◆ TEXT SHOWN:
Stamford Tyres: Buy, Hold or Sell?

Image: Stamford Tyres
Now that I have posted 1 piece on a US company, here's one on a Singapore company. Vehicle owners might find the brand familiar, Stamford Tyres. 

One of the things a casual reader might find interesting is how from my initial analysis, I actually rated it as a sell, and then after relooking and rethinking it and working harder at it, I changed it to a buy. Well, that's real life investing, isn't it? In a way, there are no absolutes in investment, what can appear bad today can appear great tomorrow. The only thing is that you must have a strong basis for the change, and also know that you are backing your analysis with cold hard cash. If the trade turns awry, there's only 1 person to blame and that is yourself. On the flipside, if it does work out right, you also are the sole beneficiary. 

Also note that the report is presented chronologically, from the date research is initiated to the most recent review. Hence please do not be turned off by the early date at the start of the report. As of the date of the post, the report is current. Anyway, click read more to see my analysis.

Disclosure: I have holdings in Stamford Tyres.



Stamford Tyres (SGX: S29.si)

25 Sep 10
P=0.295
Listed on SGX mainboard 2003
ST FY10 ends 30 Apr10.

ST has 2 main sources of revenue, wholesale tyre distribution and international export of its proprietary tyres/rims. Distribution contributes 91% of its revenue and it does so through its own retail outlets or others. It has the sole distributorship for 4 major brands, Dunlop, Continential, Falken and Toyo, and exports them to 9 countries. Sumitomo Rubber Industries had just taken up a 1.8% stake through a placement of 4.3m new shares at 35cents/share [source: BT 22 sep10], i.e. at a steep premium of 18.6% from its last traded price. The stock has already made a move upwards, having gained 55% since Jun 10. Nonetheless, the PER still remains low, at 7.2x though yield has fallen dramatically to 3.4% [source BT reporting services]. ST reach is quite extensive, exporting its sumo prop brand to 30 countries. It produces its own tyres and rims in Thailand with a production capacity of 1m wheels per year.

Its gross profit margins had decreased alongside its profits from its peak in 2008, and is clocking in at 21.4%, which is still relatively high margins. Its net profit has made a remarkable rebound exceeding 2008 figures even. It now has a positive cashflow compared to 2009. EPS_2010=4.08, PER=7.23x. Its growth strategy is also unremarkable, where it would want higher allocations from the brands and to increase its prop brands productivity from its manufacturers. Div payout ratio=24.5%. Div_2010=1cent, div yield=3.4%. It seems to suffer some sensitivity to forex movements.[source: Stamford tyres 2010 presser].

◆ GIVEN INSTRUCTION A:
In the records, substitute "bounding box" for "bbox" in the lines starting at the beginning of the records and ending at the line containing "learn-fix-link[interactable]: Learn how". Reproduce those lines with nothing else altered.

◆ DATA EXTRACT:
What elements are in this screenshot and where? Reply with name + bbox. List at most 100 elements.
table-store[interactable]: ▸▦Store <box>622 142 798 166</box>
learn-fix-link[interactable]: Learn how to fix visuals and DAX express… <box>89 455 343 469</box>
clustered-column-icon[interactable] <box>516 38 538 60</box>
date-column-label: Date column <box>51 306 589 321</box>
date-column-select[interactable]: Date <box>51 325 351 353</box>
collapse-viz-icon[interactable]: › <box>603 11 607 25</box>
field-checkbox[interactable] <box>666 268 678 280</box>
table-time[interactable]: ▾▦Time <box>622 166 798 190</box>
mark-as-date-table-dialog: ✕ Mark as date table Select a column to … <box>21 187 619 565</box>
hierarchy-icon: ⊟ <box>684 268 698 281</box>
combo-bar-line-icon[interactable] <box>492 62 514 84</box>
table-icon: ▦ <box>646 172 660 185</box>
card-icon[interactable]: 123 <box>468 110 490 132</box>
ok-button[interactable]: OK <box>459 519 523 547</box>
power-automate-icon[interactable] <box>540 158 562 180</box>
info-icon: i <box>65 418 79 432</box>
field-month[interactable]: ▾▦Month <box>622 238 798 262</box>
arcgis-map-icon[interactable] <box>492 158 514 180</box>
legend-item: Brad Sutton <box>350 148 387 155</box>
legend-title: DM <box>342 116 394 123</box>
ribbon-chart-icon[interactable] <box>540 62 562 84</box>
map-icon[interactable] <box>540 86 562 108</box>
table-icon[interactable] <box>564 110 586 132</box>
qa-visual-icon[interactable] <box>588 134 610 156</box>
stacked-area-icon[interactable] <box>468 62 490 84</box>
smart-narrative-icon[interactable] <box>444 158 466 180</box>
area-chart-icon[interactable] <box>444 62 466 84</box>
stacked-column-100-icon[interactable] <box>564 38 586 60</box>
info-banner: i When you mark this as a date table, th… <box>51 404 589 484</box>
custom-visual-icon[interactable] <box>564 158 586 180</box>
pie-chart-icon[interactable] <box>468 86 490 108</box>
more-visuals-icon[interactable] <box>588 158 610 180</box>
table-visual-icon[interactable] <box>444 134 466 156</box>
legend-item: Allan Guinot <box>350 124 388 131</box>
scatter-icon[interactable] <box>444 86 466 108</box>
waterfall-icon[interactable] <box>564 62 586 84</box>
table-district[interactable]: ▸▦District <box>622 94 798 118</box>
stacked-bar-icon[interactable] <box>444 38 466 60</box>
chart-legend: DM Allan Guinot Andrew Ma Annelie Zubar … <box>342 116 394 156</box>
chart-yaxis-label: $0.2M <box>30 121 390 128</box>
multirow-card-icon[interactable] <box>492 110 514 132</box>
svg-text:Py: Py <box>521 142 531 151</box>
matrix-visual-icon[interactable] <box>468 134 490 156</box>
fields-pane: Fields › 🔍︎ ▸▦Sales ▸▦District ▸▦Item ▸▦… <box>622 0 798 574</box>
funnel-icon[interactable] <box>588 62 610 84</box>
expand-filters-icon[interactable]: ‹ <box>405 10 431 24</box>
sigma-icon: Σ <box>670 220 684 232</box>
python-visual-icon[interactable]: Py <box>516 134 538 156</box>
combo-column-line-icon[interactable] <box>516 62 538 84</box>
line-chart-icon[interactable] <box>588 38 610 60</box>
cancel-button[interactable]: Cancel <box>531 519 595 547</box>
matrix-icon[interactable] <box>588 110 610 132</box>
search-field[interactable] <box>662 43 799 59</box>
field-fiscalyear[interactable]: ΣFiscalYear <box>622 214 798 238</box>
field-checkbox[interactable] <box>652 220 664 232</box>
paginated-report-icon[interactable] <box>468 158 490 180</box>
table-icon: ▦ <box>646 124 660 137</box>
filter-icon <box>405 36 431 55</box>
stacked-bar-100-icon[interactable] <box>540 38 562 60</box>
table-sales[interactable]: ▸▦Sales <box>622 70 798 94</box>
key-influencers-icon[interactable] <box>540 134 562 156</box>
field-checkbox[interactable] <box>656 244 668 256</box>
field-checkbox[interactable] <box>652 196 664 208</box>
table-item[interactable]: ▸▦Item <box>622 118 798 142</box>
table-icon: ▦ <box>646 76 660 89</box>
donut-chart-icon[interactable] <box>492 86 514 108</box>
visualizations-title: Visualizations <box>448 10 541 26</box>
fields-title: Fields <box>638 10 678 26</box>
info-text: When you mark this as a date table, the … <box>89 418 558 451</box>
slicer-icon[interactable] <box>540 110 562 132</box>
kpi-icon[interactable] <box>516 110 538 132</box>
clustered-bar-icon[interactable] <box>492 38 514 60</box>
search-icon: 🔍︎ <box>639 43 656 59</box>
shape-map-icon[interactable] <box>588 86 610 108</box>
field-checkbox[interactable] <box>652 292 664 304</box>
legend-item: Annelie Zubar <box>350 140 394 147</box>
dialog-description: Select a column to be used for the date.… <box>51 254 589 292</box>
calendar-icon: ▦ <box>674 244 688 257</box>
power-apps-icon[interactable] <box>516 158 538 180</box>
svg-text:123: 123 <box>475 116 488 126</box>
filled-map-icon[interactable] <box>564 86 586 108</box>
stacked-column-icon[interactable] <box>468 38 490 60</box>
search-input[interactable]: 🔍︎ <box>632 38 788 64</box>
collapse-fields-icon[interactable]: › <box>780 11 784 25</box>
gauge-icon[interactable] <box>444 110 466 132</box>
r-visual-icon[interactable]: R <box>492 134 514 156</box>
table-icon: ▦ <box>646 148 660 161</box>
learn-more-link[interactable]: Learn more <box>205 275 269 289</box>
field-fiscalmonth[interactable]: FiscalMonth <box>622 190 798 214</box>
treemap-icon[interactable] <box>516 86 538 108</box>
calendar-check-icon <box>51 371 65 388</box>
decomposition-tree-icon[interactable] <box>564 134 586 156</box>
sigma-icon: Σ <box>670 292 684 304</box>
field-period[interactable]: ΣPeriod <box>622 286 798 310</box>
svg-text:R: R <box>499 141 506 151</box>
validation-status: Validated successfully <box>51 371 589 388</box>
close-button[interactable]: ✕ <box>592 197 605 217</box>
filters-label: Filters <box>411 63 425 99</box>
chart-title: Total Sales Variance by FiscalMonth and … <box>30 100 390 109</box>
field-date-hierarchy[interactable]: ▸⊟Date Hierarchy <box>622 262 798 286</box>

◆ GIVEN INSTRUCTION B:
Carry on with the Stamford Tyres analysis, picking up after its final sentence.

◆ FINAL ANSWER A:
What elements are in this screenshot and where? Reply with name + bounding box. List at most 100 elements.
table-store[interactable]: ▸▦Store <box>622 142 798 166</box>
learn-fix-link[interactable]: Learn how to fix visuals and DAX express… <box>89 455 343 469</box>

◆ FINAL ANSWER B:
BVPS=43.44 [the sumitomo share acquisition is anti-dilutive raising the BVPS]
PB=0.68x
yr
ROE
31Jun shareprice
2006
20.91
0.565
2007
13.72
0.53
2008
8.63
0.325
2009
1.25
0.18
2010
10.07
0.25

Using the last 5 years data inside its annual rpt, its average ROE=10.92. Excluding the highest and lowest figures, the average ROE=10.8%.
Using RR=75%, ROE=10.8%, g=RR*ROE=8.1%
FV=1*1.081/(0.0863-0.081)=203
EPS
2011
2010
2009
2008
quarter




(Feb-Apr)4

1.82
-0.02
0.57
(Nov-Jan)3

1.02
0.03
0.86
(Aug-Oct)2

0.85
-0.98
0.57
(May-Jul)1
0.49
0.39
1.41
1.29
FY

4.08
0.44
3.29


From the EPS quarterly data, there is no apparent trend of seasonality. 1Q is strongest in 2008 and 2009, while for FY10, 4Q was strongest. Hence, the earnings for FY11 is hard to call. The presentation in the AR really highlights this, they use a speedometer graphic, and its ROE and NI figures are all over the place. For what is a mature industry, the variance in its data is astounding. For this reason, I would use only the most conservative of my numbers, and would put its TP=18.3 making it a SELL.
10Mar11:
P=0.295
I decided to revisit ST because it’s PB is really low.
BVPS=42.68cents
PB=0.69
And it has no intangibles on its assets. Its NCA/share=0.139. Hence it is not an Graham-Dodds NCA candidate.
The FCF computations also indicate that it should be multiple times more, FV=1.41 based on 2011’s estimates, which is less than 2010’s data FV=1.46. This is a 380% upside.
EPS_ytd=2.44
EPS_ttm=2.44+4.08-2.26=4.26
PER_ttm=6.9x
A more conservative estimate is that it has zero earnings in 4q to give PER_11f=12.09x.
Current ratio=1.44 which is a good indicator, because quite a substantial amount of its debt, 90m comes due this year.
ST’s historical metrics are pretty bad. In terms of PB, it has for the last 3 years been trading at substantial discounts, averaging PB_avg=0.58, though before that it has traded about 1.2xPB. Its PER has also moved in very low ranges, at about 6.22x this year and 4.7x last year. ST has IPOed in 2003.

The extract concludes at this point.